**Task to complete:** How many lines in the entries below include the string "носителе"? Answer with the number only.

═══ Data in this exercise ═══

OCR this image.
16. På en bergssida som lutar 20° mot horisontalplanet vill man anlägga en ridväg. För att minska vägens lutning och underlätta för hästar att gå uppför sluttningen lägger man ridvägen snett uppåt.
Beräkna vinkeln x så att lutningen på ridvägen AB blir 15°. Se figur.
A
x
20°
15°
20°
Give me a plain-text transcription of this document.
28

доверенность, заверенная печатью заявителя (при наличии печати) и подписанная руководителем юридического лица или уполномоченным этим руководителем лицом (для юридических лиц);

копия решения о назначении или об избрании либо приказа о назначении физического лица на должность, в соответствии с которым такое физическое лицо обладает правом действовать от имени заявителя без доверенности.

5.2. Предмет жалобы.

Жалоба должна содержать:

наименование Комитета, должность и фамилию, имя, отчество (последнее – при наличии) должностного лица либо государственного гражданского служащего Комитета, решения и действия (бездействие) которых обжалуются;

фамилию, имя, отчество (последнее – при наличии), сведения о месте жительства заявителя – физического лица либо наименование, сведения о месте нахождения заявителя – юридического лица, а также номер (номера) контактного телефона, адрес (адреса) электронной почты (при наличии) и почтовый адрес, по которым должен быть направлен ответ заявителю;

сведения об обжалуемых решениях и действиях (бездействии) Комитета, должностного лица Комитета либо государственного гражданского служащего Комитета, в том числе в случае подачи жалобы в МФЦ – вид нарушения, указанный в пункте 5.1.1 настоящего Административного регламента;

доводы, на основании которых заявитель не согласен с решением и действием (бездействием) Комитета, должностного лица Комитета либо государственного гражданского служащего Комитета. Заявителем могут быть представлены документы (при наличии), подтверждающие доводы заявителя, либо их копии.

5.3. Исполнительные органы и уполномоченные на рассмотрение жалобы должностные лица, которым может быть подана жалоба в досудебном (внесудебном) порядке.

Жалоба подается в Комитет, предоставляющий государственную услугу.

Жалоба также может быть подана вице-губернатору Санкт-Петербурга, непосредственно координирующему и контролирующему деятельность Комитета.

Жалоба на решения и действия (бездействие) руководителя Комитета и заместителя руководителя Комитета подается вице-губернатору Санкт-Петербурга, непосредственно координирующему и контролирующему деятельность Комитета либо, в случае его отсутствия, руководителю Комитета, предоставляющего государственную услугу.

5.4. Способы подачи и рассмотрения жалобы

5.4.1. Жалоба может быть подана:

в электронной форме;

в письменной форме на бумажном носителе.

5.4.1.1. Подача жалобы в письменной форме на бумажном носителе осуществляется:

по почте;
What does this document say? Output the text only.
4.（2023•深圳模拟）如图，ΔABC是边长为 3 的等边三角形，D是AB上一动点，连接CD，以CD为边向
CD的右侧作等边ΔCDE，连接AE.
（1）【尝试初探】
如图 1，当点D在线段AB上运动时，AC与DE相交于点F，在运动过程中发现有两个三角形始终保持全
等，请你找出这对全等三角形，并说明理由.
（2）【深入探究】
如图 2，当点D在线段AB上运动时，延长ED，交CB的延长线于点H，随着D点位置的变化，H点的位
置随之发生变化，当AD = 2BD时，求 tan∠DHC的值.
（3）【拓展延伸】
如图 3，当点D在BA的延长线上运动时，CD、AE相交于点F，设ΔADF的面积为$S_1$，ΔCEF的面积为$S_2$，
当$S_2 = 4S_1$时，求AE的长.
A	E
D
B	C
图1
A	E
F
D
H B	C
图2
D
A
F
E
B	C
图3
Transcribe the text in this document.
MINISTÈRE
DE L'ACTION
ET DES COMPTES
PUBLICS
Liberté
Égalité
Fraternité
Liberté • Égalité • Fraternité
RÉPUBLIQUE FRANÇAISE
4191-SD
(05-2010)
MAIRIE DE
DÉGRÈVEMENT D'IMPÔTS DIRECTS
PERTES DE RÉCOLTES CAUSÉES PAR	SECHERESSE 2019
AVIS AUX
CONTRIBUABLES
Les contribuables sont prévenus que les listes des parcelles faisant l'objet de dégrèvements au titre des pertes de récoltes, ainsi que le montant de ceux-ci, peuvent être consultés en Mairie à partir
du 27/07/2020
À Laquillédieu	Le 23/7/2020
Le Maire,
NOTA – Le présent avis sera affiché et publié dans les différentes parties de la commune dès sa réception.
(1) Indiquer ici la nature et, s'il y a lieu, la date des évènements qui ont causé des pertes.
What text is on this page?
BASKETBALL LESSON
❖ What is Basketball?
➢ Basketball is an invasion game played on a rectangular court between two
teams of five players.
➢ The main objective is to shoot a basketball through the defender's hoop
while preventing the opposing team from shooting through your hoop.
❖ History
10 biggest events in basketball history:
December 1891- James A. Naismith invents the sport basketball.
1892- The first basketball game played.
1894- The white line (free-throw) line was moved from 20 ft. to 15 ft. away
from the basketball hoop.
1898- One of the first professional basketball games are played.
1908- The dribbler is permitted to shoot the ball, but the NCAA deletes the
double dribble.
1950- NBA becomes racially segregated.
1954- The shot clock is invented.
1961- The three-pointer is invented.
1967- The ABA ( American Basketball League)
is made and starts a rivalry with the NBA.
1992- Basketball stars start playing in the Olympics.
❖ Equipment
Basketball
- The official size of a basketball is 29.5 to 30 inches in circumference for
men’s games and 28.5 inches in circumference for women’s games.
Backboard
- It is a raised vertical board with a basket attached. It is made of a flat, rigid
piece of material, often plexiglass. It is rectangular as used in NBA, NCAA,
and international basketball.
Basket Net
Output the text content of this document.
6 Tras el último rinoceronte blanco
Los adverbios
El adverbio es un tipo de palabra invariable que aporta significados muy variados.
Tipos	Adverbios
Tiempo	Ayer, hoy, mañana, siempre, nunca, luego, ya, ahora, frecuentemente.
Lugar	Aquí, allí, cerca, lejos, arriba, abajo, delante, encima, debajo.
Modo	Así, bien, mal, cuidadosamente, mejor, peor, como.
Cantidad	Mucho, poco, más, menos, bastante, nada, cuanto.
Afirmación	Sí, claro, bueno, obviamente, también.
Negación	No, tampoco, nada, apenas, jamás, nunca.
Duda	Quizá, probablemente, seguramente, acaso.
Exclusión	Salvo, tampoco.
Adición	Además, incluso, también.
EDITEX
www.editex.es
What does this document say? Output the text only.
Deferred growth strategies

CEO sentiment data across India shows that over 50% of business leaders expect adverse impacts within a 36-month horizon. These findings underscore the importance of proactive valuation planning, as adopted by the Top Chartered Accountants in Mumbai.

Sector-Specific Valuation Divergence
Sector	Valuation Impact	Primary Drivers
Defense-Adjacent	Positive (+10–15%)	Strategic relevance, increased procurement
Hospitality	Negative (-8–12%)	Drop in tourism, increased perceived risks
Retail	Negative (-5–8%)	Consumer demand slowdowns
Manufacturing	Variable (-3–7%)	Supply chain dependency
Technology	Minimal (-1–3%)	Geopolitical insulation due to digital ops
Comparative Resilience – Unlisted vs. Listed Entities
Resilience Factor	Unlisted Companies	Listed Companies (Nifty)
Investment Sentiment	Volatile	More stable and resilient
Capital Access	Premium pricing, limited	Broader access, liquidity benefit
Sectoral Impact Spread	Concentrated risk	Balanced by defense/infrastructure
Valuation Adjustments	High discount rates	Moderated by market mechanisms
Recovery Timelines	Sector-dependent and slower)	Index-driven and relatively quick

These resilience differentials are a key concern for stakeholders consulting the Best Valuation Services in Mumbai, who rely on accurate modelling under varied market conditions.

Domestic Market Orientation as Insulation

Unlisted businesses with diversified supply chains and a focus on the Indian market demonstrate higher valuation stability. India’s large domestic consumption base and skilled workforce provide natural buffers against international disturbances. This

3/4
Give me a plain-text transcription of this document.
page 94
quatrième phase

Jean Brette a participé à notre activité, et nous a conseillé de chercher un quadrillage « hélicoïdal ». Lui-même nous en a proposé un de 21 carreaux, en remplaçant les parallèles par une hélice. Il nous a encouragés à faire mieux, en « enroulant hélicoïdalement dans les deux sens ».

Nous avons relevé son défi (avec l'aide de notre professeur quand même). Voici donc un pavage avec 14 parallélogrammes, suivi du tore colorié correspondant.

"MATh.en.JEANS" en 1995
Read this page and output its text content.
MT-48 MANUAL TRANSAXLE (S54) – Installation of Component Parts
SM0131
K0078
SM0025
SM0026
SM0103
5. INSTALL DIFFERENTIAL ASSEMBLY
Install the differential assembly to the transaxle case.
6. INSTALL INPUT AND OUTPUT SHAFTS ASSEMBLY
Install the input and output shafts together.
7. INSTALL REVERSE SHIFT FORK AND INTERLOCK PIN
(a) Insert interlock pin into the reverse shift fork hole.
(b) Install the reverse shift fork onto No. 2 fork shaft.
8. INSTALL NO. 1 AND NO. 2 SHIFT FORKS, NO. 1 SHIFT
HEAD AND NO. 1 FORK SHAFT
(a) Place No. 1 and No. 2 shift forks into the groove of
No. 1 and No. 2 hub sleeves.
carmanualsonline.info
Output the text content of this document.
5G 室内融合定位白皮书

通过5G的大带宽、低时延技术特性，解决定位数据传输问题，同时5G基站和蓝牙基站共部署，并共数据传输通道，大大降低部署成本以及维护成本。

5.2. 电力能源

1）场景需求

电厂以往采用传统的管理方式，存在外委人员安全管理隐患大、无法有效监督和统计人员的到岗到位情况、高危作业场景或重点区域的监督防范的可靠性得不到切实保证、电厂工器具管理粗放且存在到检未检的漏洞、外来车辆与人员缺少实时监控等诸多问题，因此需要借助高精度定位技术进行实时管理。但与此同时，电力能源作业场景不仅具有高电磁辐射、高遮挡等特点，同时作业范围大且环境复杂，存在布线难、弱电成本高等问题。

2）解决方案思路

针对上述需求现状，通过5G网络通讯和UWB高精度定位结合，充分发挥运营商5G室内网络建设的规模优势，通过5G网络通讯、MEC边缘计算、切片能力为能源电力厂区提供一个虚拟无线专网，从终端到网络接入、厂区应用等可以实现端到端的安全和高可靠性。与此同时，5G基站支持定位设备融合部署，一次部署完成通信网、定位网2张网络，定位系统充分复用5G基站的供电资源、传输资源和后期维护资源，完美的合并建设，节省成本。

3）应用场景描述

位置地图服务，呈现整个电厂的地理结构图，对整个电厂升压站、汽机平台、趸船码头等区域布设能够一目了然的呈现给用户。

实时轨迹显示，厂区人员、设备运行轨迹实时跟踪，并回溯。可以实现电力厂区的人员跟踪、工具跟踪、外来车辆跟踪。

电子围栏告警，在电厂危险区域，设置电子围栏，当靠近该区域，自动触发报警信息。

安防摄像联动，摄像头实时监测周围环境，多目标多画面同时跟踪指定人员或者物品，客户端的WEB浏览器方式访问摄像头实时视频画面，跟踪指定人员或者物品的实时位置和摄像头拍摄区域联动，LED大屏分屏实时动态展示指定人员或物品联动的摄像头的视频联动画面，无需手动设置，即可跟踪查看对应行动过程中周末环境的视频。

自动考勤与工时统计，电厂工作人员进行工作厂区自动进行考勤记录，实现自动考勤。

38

═══

**Solution for this task:** 2